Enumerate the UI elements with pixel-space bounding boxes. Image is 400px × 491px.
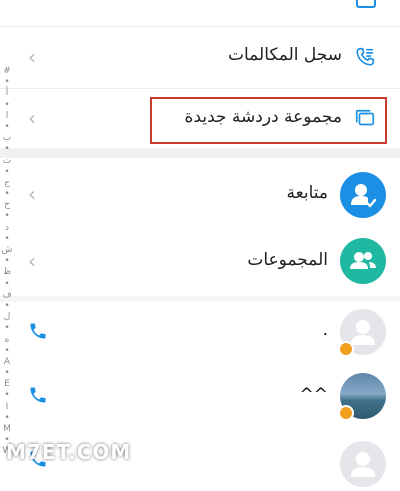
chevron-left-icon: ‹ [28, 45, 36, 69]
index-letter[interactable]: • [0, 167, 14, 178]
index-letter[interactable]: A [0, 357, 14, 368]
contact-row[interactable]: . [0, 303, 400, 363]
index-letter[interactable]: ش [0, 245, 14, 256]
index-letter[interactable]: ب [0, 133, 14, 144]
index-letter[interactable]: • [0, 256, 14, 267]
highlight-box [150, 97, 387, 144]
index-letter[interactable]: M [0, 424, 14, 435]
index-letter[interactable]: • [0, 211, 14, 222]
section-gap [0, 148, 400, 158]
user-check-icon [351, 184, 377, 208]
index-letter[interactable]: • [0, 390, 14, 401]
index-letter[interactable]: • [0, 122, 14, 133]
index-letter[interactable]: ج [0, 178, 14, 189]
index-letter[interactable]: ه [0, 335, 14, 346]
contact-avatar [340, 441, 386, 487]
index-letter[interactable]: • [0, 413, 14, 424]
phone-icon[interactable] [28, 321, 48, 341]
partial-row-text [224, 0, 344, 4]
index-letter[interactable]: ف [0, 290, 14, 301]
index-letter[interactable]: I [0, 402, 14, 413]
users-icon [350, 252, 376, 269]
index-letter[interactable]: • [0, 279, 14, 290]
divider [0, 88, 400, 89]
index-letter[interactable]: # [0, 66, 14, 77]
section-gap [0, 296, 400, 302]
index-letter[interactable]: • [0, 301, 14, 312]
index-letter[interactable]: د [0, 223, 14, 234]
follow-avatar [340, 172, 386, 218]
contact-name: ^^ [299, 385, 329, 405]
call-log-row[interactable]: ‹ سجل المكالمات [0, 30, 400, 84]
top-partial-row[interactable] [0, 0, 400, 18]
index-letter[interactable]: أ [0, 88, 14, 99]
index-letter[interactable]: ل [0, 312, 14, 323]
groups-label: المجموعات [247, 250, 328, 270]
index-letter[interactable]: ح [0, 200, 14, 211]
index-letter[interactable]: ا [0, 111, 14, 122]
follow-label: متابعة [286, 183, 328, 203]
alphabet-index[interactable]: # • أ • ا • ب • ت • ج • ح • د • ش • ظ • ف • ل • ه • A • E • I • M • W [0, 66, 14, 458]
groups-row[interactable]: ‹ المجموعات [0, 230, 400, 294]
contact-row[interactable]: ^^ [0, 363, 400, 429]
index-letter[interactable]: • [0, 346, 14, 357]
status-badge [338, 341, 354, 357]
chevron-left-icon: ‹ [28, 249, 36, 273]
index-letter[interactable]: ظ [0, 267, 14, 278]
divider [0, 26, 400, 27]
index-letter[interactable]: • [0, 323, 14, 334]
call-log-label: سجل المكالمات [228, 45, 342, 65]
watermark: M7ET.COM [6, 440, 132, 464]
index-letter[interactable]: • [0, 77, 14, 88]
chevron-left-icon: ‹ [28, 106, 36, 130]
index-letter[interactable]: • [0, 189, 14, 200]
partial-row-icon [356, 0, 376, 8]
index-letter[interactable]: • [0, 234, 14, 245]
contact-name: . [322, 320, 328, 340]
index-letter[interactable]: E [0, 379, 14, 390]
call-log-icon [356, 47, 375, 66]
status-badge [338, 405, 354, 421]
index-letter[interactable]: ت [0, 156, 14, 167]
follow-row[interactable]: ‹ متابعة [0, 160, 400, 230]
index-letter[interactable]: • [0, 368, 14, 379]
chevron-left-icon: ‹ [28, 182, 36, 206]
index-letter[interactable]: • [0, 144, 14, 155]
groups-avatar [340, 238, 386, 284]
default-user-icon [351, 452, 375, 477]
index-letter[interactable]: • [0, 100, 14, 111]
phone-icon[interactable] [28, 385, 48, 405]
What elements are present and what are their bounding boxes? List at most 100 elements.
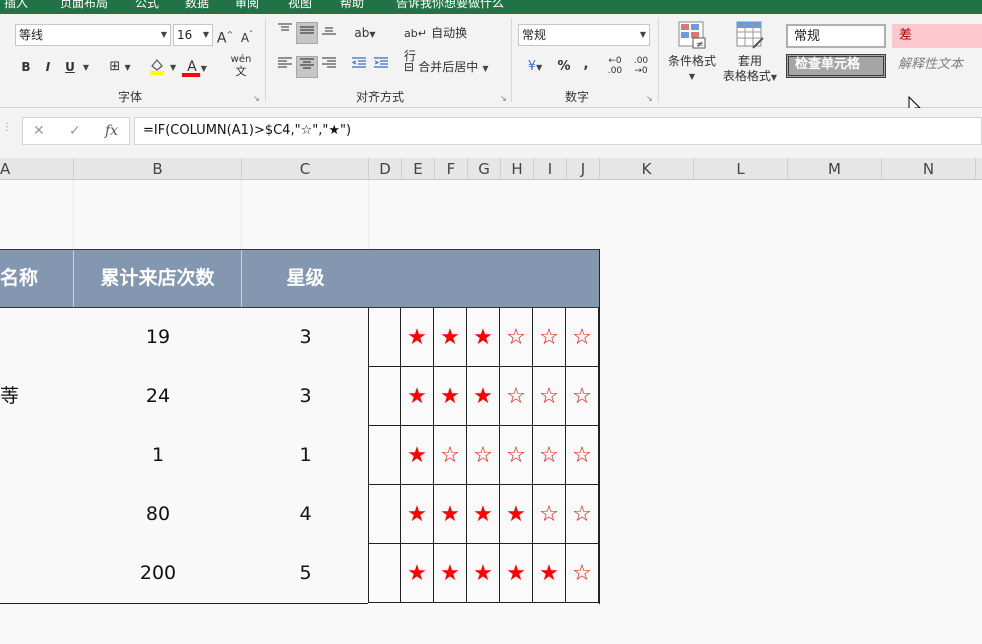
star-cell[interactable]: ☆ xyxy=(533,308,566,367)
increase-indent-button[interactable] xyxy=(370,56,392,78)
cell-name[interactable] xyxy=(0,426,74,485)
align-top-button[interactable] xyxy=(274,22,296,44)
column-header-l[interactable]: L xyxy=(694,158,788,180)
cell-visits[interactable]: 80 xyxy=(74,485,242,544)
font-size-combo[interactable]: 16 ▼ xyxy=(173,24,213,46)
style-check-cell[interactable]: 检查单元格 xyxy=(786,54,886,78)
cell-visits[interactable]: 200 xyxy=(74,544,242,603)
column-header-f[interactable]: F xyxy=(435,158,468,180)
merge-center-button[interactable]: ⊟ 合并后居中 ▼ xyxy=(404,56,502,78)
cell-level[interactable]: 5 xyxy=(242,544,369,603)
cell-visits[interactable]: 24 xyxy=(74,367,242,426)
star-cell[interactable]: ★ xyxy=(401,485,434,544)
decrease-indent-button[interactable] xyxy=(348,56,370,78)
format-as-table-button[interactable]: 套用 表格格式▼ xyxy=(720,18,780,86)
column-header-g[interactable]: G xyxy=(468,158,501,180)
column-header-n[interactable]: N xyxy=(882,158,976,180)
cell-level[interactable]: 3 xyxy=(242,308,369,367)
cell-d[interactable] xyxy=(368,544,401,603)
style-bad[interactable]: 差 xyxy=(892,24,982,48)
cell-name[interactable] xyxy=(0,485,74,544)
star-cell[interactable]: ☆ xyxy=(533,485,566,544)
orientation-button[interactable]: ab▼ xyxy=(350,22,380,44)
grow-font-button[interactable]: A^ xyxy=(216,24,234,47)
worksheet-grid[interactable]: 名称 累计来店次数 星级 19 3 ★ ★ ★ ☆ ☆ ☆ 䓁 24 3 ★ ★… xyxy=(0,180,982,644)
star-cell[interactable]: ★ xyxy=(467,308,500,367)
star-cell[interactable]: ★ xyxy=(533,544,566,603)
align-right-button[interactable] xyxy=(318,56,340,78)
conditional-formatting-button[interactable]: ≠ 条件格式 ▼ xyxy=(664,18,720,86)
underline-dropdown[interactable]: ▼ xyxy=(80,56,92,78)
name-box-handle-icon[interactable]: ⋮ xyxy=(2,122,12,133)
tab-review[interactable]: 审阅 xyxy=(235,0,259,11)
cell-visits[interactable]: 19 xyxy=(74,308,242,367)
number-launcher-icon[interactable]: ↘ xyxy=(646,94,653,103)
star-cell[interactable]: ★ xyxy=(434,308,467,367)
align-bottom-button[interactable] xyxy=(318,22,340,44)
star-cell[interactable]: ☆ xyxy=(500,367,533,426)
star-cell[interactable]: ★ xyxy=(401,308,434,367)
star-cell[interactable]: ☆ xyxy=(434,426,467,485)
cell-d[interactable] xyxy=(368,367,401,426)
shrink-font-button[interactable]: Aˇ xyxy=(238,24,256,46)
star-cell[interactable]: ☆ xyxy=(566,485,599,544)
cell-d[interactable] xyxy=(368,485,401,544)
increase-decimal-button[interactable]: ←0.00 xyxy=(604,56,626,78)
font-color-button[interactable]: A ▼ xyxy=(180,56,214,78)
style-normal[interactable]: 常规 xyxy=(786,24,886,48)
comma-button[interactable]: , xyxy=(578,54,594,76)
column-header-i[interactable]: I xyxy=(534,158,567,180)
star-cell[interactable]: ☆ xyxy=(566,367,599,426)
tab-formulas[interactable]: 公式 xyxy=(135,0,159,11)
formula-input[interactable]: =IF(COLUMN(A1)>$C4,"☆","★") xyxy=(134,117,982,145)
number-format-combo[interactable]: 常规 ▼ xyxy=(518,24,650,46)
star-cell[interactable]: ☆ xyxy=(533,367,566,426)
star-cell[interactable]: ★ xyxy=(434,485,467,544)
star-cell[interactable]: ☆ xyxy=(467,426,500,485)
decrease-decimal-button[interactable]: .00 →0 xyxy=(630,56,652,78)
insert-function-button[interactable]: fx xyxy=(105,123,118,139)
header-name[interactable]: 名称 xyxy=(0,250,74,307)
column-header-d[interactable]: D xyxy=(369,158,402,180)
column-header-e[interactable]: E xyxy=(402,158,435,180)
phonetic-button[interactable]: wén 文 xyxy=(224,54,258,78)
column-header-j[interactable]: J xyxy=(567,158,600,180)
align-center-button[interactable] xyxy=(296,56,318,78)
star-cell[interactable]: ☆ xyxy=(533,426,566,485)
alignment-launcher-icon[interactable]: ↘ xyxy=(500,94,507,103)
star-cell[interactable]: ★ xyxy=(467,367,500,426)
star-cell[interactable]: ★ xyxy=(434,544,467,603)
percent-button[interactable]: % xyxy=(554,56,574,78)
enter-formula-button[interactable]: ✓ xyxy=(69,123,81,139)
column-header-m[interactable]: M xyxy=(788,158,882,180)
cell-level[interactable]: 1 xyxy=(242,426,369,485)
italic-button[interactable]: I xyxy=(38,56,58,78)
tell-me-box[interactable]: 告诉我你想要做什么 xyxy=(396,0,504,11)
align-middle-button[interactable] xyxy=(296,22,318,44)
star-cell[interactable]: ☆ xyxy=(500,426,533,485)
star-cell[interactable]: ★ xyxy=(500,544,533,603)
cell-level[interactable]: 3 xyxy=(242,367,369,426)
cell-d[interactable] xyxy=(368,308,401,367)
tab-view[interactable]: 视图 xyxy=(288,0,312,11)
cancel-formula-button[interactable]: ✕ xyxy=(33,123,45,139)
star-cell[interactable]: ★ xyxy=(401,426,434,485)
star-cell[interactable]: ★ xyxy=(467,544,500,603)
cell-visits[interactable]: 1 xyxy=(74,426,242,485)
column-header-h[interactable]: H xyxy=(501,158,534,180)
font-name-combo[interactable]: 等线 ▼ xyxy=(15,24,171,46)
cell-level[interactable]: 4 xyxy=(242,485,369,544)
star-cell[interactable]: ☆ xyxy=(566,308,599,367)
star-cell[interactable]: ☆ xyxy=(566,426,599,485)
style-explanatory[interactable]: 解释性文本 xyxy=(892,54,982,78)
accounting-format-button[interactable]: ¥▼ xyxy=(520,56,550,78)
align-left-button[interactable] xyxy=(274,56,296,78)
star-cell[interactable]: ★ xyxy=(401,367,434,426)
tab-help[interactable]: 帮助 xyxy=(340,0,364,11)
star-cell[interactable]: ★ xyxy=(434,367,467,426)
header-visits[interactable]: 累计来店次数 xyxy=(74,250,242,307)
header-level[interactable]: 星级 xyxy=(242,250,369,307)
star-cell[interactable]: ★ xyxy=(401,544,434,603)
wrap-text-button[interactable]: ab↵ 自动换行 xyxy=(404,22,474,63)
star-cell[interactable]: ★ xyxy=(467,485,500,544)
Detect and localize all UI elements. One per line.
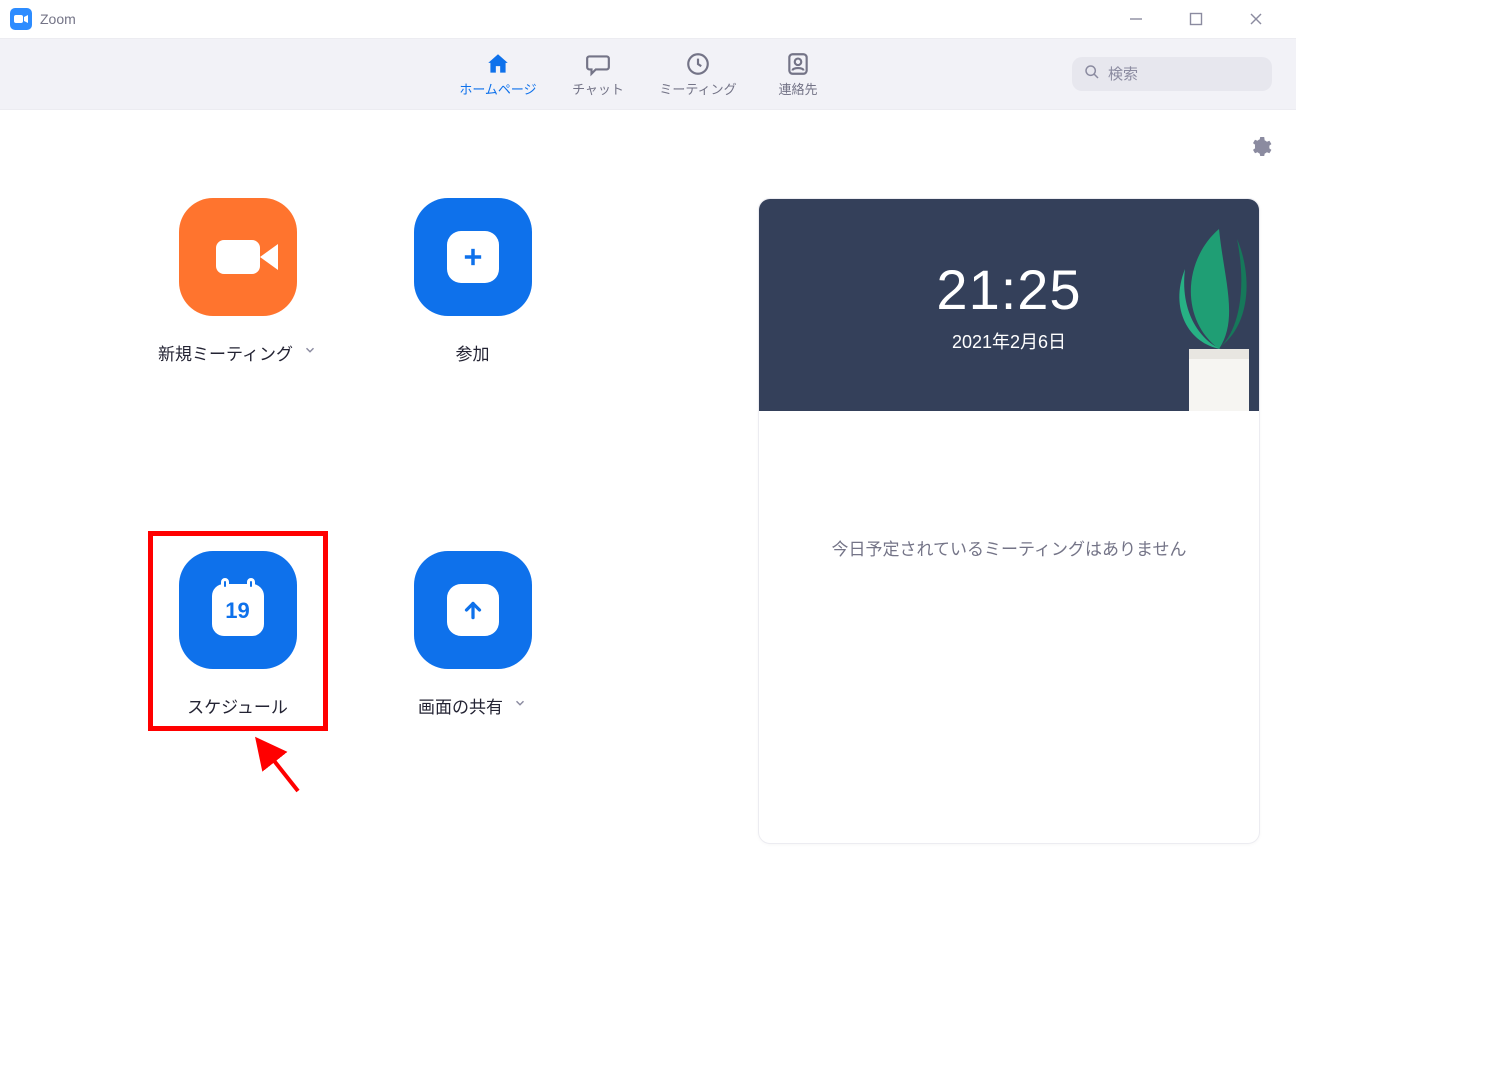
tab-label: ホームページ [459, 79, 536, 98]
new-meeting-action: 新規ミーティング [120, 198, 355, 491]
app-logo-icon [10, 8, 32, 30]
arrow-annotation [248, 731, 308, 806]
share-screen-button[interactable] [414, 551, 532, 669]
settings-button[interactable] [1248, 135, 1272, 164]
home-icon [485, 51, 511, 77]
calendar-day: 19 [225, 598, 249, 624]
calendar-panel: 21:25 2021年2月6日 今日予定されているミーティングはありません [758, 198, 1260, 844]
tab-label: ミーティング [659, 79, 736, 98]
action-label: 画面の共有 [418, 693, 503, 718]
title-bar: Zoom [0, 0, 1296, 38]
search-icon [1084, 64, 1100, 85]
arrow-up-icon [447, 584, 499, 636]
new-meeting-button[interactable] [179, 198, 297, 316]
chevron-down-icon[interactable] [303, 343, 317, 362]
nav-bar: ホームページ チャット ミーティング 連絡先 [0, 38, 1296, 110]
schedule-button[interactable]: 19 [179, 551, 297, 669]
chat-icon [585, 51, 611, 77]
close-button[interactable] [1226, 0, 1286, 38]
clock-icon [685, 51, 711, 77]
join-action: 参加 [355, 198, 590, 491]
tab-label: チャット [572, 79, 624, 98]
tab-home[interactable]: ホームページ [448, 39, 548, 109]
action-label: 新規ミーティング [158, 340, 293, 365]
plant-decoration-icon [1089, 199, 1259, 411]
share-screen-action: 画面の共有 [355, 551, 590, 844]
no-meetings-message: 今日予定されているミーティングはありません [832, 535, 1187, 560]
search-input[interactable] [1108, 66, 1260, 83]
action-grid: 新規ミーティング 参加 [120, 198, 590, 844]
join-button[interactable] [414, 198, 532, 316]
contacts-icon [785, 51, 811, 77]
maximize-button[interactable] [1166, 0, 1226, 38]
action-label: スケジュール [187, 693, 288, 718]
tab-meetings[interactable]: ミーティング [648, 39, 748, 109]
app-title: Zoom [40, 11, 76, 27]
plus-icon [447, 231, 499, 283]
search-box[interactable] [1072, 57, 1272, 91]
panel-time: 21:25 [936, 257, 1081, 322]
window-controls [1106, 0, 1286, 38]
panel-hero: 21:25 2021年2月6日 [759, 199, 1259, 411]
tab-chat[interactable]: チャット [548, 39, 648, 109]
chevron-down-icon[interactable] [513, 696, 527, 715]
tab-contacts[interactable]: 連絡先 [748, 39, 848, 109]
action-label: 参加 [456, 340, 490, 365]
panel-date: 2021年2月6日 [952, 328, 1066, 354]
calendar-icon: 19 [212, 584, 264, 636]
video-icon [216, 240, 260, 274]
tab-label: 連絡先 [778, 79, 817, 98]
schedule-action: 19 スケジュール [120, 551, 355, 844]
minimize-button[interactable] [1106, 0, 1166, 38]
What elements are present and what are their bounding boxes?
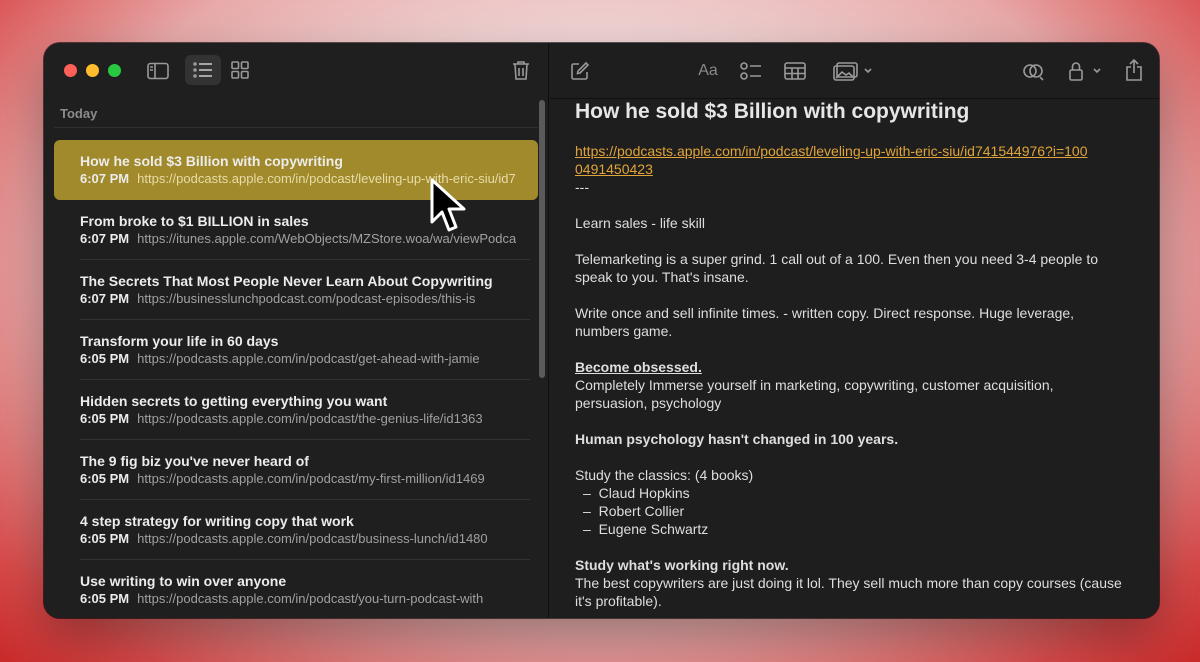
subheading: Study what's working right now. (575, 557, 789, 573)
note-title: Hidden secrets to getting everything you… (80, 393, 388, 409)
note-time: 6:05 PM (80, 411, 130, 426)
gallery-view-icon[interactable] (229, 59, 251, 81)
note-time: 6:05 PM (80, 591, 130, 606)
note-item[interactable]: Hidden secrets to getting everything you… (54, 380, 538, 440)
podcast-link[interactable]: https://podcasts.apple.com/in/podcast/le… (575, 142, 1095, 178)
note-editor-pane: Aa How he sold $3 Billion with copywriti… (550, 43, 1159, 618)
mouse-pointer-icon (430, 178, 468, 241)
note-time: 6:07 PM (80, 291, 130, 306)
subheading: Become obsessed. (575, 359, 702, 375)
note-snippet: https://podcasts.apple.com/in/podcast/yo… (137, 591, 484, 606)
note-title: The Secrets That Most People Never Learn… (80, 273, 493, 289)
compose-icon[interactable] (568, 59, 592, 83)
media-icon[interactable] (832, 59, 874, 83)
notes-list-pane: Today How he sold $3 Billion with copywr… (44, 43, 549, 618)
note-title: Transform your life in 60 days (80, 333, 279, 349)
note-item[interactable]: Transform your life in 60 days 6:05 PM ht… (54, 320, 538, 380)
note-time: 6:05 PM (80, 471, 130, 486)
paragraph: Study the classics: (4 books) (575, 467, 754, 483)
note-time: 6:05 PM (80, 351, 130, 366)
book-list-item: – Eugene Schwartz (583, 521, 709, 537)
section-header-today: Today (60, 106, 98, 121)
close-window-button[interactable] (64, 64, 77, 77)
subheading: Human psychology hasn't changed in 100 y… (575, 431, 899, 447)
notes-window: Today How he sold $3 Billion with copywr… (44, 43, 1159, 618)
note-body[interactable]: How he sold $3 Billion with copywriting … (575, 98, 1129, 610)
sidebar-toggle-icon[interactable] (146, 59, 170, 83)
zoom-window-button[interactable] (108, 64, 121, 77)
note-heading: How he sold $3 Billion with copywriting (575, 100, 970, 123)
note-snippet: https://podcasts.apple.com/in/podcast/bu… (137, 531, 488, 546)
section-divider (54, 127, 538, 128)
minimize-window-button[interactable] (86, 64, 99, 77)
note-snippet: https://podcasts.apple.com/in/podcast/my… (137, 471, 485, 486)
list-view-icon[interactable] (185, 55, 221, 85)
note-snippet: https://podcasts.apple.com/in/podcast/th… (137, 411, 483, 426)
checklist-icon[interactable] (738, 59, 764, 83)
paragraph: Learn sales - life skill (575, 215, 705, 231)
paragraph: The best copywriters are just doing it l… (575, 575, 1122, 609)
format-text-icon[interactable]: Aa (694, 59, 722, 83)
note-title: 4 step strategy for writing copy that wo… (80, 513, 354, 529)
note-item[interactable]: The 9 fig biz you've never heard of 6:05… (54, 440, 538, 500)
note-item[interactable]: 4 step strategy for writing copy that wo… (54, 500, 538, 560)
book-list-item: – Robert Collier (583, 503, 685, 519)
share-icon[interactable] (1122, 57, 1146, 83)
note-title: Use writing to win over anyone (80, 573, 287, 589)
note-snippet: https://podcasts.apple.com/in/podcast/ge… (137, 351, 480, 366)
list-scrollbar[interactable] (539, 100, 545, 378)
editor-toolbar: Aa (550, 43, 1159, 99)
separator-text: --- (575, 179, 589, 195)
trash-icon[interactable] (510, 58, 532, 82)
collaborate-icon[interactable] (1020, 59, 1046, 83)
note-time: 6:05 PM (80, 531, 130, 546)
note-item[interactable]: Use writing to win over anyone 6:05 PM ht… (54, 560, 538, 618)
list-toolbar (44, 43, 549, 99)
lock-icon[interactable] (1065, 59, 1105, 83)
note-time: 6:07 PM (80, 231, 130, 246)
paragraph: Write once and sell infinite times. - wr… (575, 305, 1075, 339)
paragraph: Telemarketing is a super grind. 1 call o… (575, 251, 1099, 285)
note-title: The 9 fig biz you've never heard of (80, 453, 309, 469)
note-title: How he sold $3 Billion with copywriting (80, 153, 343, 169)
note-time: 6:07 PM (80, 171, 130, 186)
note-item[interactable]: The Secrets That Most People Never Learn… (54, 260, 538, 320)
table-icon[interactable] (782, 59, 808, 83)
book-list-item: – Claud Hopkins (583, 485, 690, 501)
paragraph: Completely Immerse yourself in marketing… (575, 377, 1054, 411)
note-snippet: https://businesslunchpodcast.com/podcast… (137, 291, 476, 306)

######

* Short problem
Could you arrange the lines of the material above, from the line with "tab-label: ホームページ [459, 79, 536, 98]" to the line with "calendar-day: 19 [225, 598, 249, 624]" (both included), as a numbered list with any blank lines left out?

* Exercise answer
1. tab-label: ホームページ [459, 79, 536, 98]
2. new-meeting-action: 新規ミーティング [120, 198, 355, 491]
3. app-logo-icon [10, 8, 32, 30]
4. arrow-annotation [248, 731, 308, 806]
5. share-screen-button[interactable] [414, 551, 532, 669]
6. settings-button[interactable] [1248, 135, 1272, 164]
7. home-icon [485, 51, 511, 77]
8. calendar-day: 19 [225, 598, 249, 624]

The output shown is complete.